#### The problem
Reproduce the records below in full and exactly, without their images.

#### Recorded information
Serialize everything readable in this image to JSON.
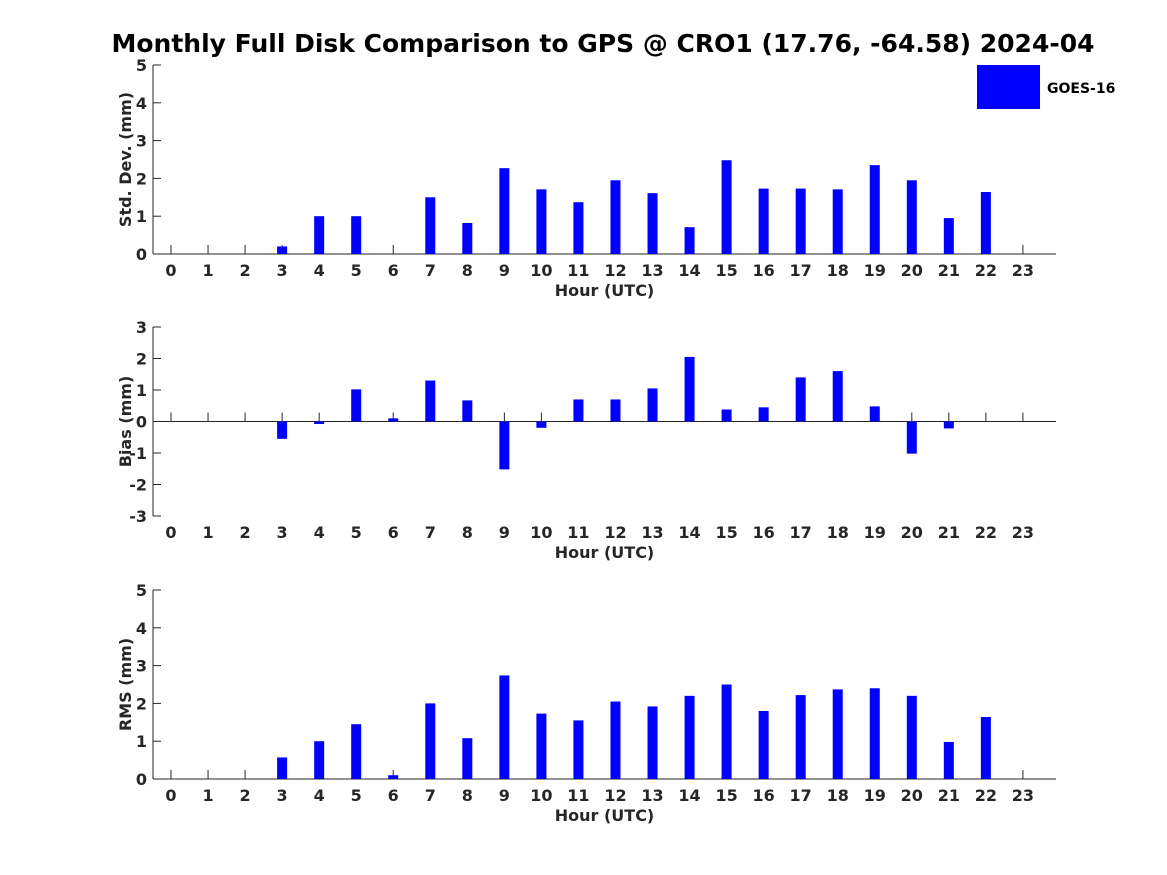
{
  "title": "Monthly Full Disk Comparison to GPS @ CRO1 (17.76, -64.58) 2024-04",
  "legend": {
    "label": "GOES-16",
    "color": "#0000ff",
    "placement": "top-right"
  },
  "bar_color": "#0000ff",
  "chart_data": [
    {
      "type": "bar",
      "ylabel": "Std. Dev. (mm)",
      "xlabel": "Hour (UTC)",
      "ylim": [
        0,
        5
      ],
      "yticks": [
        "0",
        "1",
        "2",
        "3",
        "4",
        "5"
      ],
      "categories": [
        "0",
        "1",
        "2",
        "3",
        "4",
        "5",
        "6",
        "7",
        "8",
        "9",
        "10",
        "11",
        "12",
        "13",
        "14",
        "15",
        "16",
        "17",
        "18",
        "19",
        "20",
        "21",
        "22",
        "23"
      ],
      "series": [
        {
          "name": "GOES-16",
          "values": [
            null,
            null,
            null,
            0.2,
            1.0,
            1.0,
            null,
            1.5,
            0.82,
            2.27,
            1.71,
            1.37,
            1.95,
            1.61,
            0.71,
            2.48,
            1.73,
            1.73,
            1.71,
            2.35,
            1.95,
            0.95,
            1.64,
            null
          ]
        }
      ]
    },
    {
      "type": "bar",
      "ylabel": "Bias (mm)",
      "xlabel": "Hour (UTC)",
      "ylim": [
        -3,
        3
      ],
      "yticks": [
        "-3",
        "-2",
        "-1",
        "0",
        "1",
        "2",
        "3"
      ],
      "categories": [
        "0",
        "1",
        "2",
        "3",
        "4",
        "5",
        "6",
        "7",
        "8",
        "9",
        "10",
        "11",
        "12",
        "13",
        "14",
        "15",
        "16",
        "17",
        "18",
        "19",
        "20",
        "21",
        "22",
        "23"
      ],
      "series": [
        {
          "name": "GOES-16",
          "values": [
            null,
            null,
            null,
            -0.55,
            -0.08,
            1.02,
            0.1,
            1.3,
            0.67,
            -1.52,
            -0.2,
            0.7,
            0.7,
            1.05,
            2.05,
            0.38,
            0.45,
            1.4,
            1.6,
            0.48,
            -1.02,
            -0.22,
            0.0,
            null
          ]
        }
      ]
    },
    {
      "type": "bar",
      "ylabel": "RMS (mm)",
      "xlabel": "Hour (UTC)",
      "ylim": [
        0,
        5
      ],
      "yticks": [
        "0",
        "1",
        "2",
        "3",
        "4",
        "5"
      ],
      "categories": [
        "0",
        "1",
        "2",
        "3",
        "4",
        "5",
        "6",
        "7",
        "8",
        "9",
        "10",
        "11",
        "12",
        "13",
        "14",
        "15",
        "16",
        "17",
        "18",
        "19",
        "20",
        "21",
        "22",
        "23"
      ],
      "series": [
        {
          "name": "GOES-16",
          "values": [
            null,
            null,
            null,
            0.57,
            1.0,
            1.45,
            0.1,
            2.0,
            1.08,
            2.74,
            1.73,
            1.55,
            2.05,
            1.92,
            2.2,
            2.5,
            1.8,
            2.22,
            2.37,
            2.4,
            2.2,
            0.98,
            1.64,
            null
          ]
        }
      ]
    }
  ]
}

#### Response to this task
Serialize everything readable in this image to JSON.
{
  "title": "Monthly Full Disk Comparison to GPS @ CRO1 (17.76, -64.58) 2024-04",
  "legend": {
    "label": "GOES-16",
    "color": "#0000ff",
    "placement": "top-right"
  },
  "bar_color": "#0000ff",
  "chart_data": [
    {
      "type": "bar",
      "ylabel": "Std. Dev. (mm)",
      "xlabel": "Hour (UTC)",
      "ylim": [
        0,
        5
      ],
      "yticks": [
        "0",
        "1",
        "2",
        "3",
        "4",
        "5"
      ],
      "categories": [
        "0",
        "1",
        "2",
        "3",
        "4",
        "5",
        "6",
        "7",
        "8",
        "9",
        "10",
        "11",
        "12",
        "13",
        "14",
        "15",
        "16",
        "17",
        "18",
        "19",
        "20",
        "21",
        "22",
        "23"
      ],
      "series": [
        {
          "name": "GOES-16",
          "values": [
            null,
            null,
            null,
            0.2,
            1.0,
            1.0,
            null,
            1.5,
            0.82,
            2.27,
            1.71,
            1.37,
            1.95,
            1.61,
            0.71,
            2.48,
            1.73,
            1.73,
            1.71,
            2.35,
            1.95,
            0.95,
            1.64,
            null
          ]
        }
      ]
    },
    {
      "type": "bar",
      "ylabel": "Bias (mm)",
      "xlabel": "Hour (UTC)",
      "ylim": [
        -3,
        3
      ],
      "yticks": [
        "-3",
        "-2",
        "-1",
        "0",
        "1",
        "2",
        "3"
      ],
      "categories": [
        "0",
        "1",
        "2",
        "3",
        "4",
        "5",
        "6",
        "7",
        "8",
        "9",
        "10",
        "11",
        "12",
        "13",
        "14",
        "15",
        "16",
        "17",
        "18",
        "19",
        "20",
        "21",
        "22",
        "23"
      ],
      "series": [
        {
          "name": "GOES-16",
          "values": [
            null,
            null,
            null,
            -0.55,
            -0.08,
            1.02,
            0.1,
            1.3,
            0.67,
            -1.52,
            -0.2,
            0.7,
            0.7,
            1.05,
            2.05,
            0.38,
            0.45,
            1.4,
            1.6,
            0.48,
            -1.02,
            -0.22,
            0.0,
            null
          ]
        }
      ]
    },
    {
      "type": "bar",
      "ylabel": "RMS (mm)",
      "xlabel": "Hour (UTC)",
      "ylim": [
        0,
        5
      ],
      "yticks": [
        "0",
        "1",
        "2",
        "3",
        "4",
        "5"
      ],
      "categories": [
        "0",
        "1",
        "2",
        "3",
        "4",
        "5",
        "6",
        "7",
        "8",
        "9",
        "10",
        "11",
        "12",
        "13",
        "14",
        "15",
        "16",
        "17",
        "18",
        "19",
        "20",
        "21",
        "22",
        "23"
      ],
      "series": [
        {
          "name": "GOES-16",
          "values": [
            null,
            null,
            null,
            0.57,
            1.0,
            1.45,
            0.1,
            2.0,
            1.08,
            2.74,
            1.73,
            1.55,
            2.05,
            1.92,
            2.2,
            2.5,
            1.8,
            2.22,
            2.37,
            2.4,
            2.2,
            0.98,
            1.64,
            null
          ]
        }
      ]
    }
  ]
}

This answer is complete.